- INPUT ROWS
◇ ◇ ◇ ◇ ◇
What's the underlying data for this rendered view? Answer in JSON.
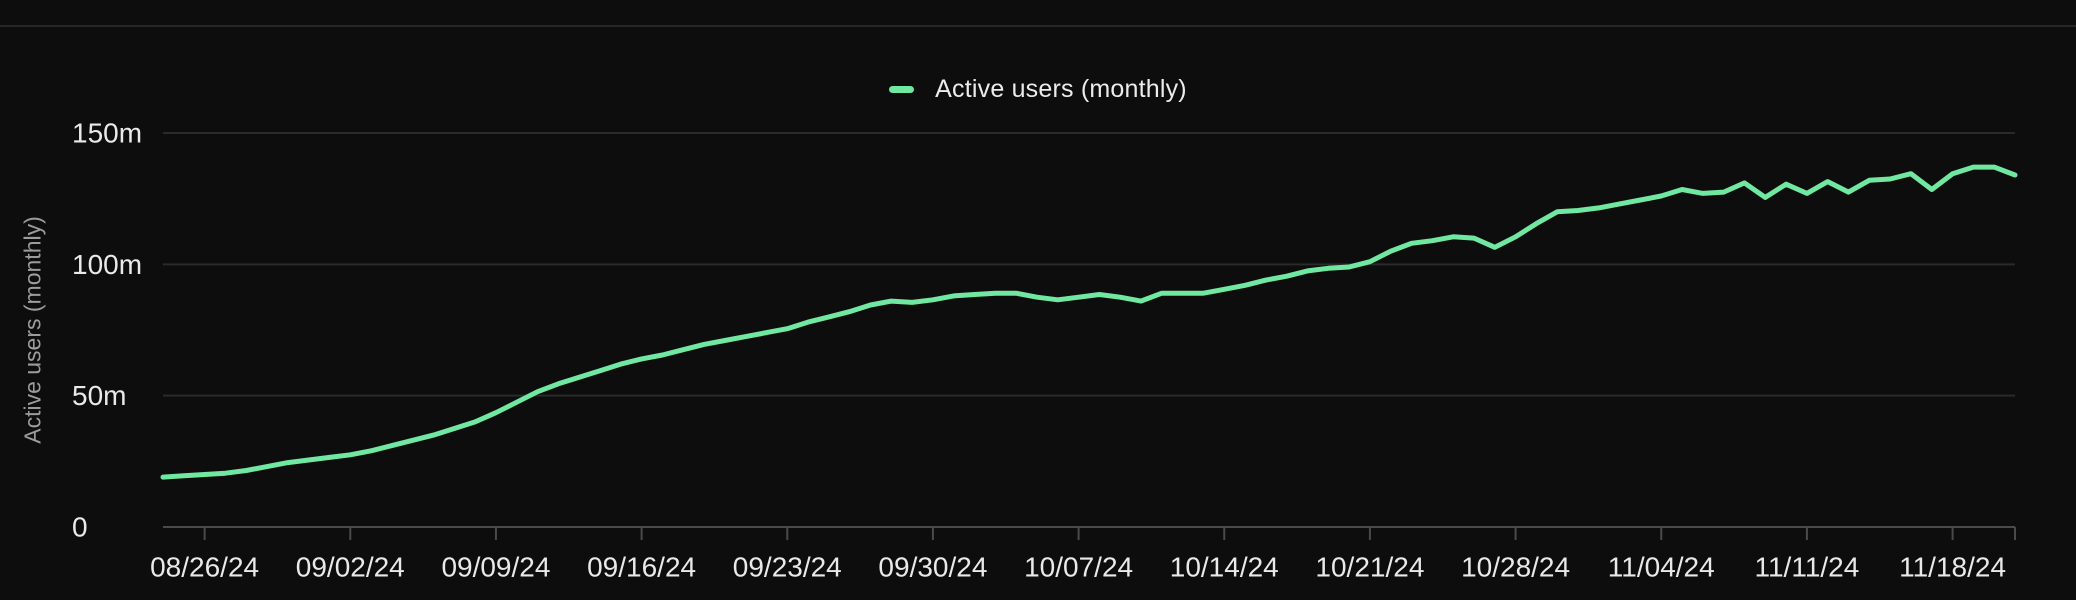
{
  "colors": {
    "background": "#0d0d0d",
    "divider": "#272727",
    "grid": "#2a2a2a",
    "axis": "#4a4a4a",
    "tick_text": "#e9e9e9",
    "axis_title_text": "#9c9c9c",
    "legend_text": "#ececec",
    "line": "#70e8a2"
  },
  "chart_data": {
    "type": "line",
    "title": "",
    "legend_label": "Active users (monthly)",
    "legend_position": "top-center",
    "ylabel": "Active users (monthly)",
    "ylim": [
      0,
      150
    ],
    "grid": "horizontal",
    "y_ticks": [
      {
        "value": 0,
        "label": "0"
      },
      {
        "value": 50,
        "label": "50m"
      },
      {
        "value": 100,
        "label": "100m"
      },
      {
        "value": 150,
        "label": "150m"
      }
    ],
    "x_tick_labels": [
      "08/26/24",
      "09/02/24",
      "09/09/24",
      "09/16/24",
      "09/23/24",
      "09/30/24",
      "10/07/24",
      "10/14/24",
      "10/21/24",
      "10/28/24",
      "11/04/24",
      "11/11/24",
      "11/18/24"
    ],
    "x_tick_indices": [
      2,
      9,
      16,
      23,
      30,
      37,
      44,
      51,
      58,
      65,
      72,
      79,
      86
    ],
    "dates": [
      "08/24/24",
      "08/25/24",
      "08/26/24",
      "08/27/24",
      "08/28/24",
      "08/29/24",
      "08/30/24",
      "08/31/24",
      "09/01/24",
      "09/02/24",
      "09/03/24",
      "09/04/24",
      "09/05/24",
      "09/06/24",
      "09/07/24",
      "09/08/24",
      "09/09/24",
      "09/10/24",
      "09/11/24",
      "09/12/24",
      "09/13/24",
      "09/14/24",
      "09/15/24",
      "09/16/24",
      "09/17/24",
      "09/18/24",
      "09/19/24",
      "09/20/24",
      "09/21/24",
      "09/22/24",
      "09/23/24",
      "09/24/24",
      "09/25/24",
      "09/26/24",
      "09/27/24",
      "09/28/24",
      "09/29/24",
      "09/30/24",
      "10/01/24",
      "10/02/24",
      "10/03/24",
      "10/04/24",
      "10/05/24",
      "10/06/24",
      "10/07/24",
      "10/08/24",
      "10/09/24",
      "10/10/24",
      "10/11/24",
      "10/12/24",
      "10/13/24",
      "10/14/24",
      "10/15/24",
      "10/16/24",
      "10/17/24",
      "10/18/24",
      "10/19/24",
      "10/20/24",
      "10/21/24",
      "10/22/24",
      "10/23/24",
      "10/24/24",
      "10/25/24",
      "10/26/24",
      "10/27/24",
      "10/28/24",
      "10/29/24",
      "10/30/24",
      "10/31/24",
      "11/01/24",
      "11/02/24",
      "11/03/24",
      "11/04/24",
      "11/05/24",
      "11/06/24",
      "11/07/24",
      "11/08/24",
      "11/09/24",
      "11/10/24",
      "11/11/24",
      "11/12/24",
      "11/13/24",
      "11/14/24",
      "11/15/24",
      "11/16/24",
      "11/17/24",
      "11/18/24",
      "11/19/24",
      "11/20/24",
      "11/21/24"
    ],
    "series": [
      {
        "name": "Active users (monthly)",
        "color": "#70e8a2",
        "unit": "millions",
        "values": [
          19,
          19.5,
          20,
          20.5,
          21.5,
          23,
          24.5,
          25.5,
          26.5,
          27.5,
          29,
          31,
          33,
          35,
          37.5,
          40,
          43.5,
          47.5,
          51.5,
          54.5,
          57,
          59.5,
          62,
          64,
          65.5,
          67.5,
          69.5,
          71,
          72.5,
          74,
          75.5,
          78,
          80,
          82,
          84.5,
          86,
          85.5,
          86.5,
          88,
          88.5,
          89,
          89,
          87.5,
          86.5,
          87.5,
          88.5,
          87.5,
          86,
          89,
          89,
          89,
          90.5,
          92,
          94,
          95.5,
          97.5,
          98.5,
          99,
          101,
          105,
          108,
          109,
          110.5,
          110,
          106.5,
          110.5,
          115.5,
          120,
          120.5,
          121.5,
          123,
          124.5,
          126,
          128.5,
          127,
          127.5,
          131,
          125.5,
          130.5,
          127,
          131.5,
          127.5,
          132,
          132.5,
          134.5,
          128.5,
          134.5,
          137,
          137,
          134
        ]
      }
    ]
  }
}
◇ ◇ ◇ ◇ ◇
- SHORT PROBLEM
Repeat the records above exactly, omitting every picture.

- SOLVED EXERCISE
What's the underlying data for this rendered view? Answer in JSON.
{
  "colors": {
    "background": "#0d0d0d",
    "divider": "#272727",
    "grid": "#2a2a2a",
    "axis": "#4a4a4a",
    "tick_text": "#e9e9e9",
    "axis_title_text": "#9c9c9c",
    "legend_text": "#ececec",
    "line": "#70e8a2"
  },
  "chart_data": {
    "type": "line",
    "title": "",
    "legend_label": "Active users (monthly)",
    "legend_position": "top-center",
    "ylabel": "Active users (monthly)",
    "ylim": [
      0,
      150
    ],
    "grid": "horizontal",
    "y_ticks": [
      {
        "value": 0,
        "label": "0"
      },
      {
        "value": 50,
        "label": "50m"
      },
      {
        "value": 100,
        "label": "100m"
      },
      {
        "value": 150,
        "label": "150m"
      }
    ],
    "x_tick_labels": [
      "08/26/24",
      "09/02/24",
      "09/09/24",
      "09/16/24",
      "09/23/24",
      "09/30/24",
      "10/07/24",
      "10/14/24",
      "10/21/24",
      "10/28/24",
      "11/04/24",
      "11/11/24",
      "11/18/24"
    ],
    "x_tick_indices": [
      2,
      9,
      16,
      23,
      30,
      37,
      44,
      51,
      58,
      65,
      72,
      79,
      86
    ],
    "dates": [
      "08/24/24",
      "08/25/24",
      "08/26/24",
      "08/27/24",
      "08/28/24",
      "08/29/24",
      "08/30/24",
      "08/31/24",
      "09/01/24",
      "09/02/24",
      "09/03/24",
      "09/04/24",
      "09/05/24",
      "09/06/24",
      "09/07/24",
      "09/08/24",
      "09/09/24",
      "09/10/24",
      "09/11/24",
      "09/12/24",
      "09/13/24",
      "09/14/24",
      "09/15/24",
      "09/16/24",
      "09/17/24",
      "09/18/24",
      "09/19/24",
      "09/20/24",
      "09/21/24",
      "09/22/24",
      "09/23/24",
      "09/24/24",
      "09/25/24",
      "09/26/24",
      "09/27/24",
      "09/28/24",
      "09/29/24",
      "09/30/24",
      "10/01/24",
      "10/02/24",
      "10/03/24",
      "10/04/24",
      "10/05/24",
      "10/06/24",
      "10/07/24",
      "10/08/24",
      "10/09/24",
      "10/10/24",
      "10/11/24",
      "10/12/24",
      "10/13/24",
      "10/14/24",
      "10/15/24",
      "10/16/24",
      "10/17/24",
      "10/18/24",
      "10/19/24",
      "10/20/24",
      "10/21/24",
      "10/22/24",
      "10/23/24",
      "10/24/24",
      "10/25/24",
      "10/26/24",
      "10/27/24",
      "10/28/24",
      "10/29/24",
      "10/30/24",
      "10/31/24",
      "11/01/24",
      "11/02/24",
      "11/03/24",
      "11/04/24",
      "11/05/24",
      "11/06/24",
      "11/07/24",
      "11/08/24",
      "11/09/24",
      "11/10/24",
      "11/11/24",
      "11/12/24",
      "11/13/24",
      "11/14/24",
      "11/15/24",
      "11/16/24",
      "11/17/24",
      "11/18/24",
      "11/19/24",
      "11/20/24",
      "11/21/24"
    ],
    "series": [
      {
        "name": "Active users (monthly)",
        "color": "#70e8a2",
        "unit": "millions",
        "values": [
          19,
          19.5,
          20,
          20.5,
          21.5,
          23,
          24.5,
          25.5,
          26.5,
          27.5,
          29,
          31,
          33,
          35,
          37.5,
          40,
          43.5,
          47.5,
          51.5,
          54.5,
          57,
          59.5,
          62,
          64,
          65.5,
          67.5,
          69.5,
          71,
          72.5,
          74,
          75.5,
          78,
          80,
          82,
          84.5,
          86,
          85.5,
          86.5,
          88,
          88.5,
          89,
          89,
          87.5,
          86.5,
          87.5,
          88.5,
          87.5,
          86,
          89,
          89,
          89,
          90.5,
          92,
          94,
          95.5,
          97.5,
          98.5,
          99,
          101,
          105,
          108,
          109,
          110.5,
          110,
          106.5,
          110.5,
          115.5,
          120,
          120.5,
          121.5,
          123,
          124.5,
          126,
          128.5,
          127,
          127.5,
          131,
          125.5,
          130.5,
          127,
          131.5,
          127.5,
          132,
          132.5,
          134.5,
          128.5,
          134.5,
          137,
          137,
          134
        ]
      }
    ]
  }
}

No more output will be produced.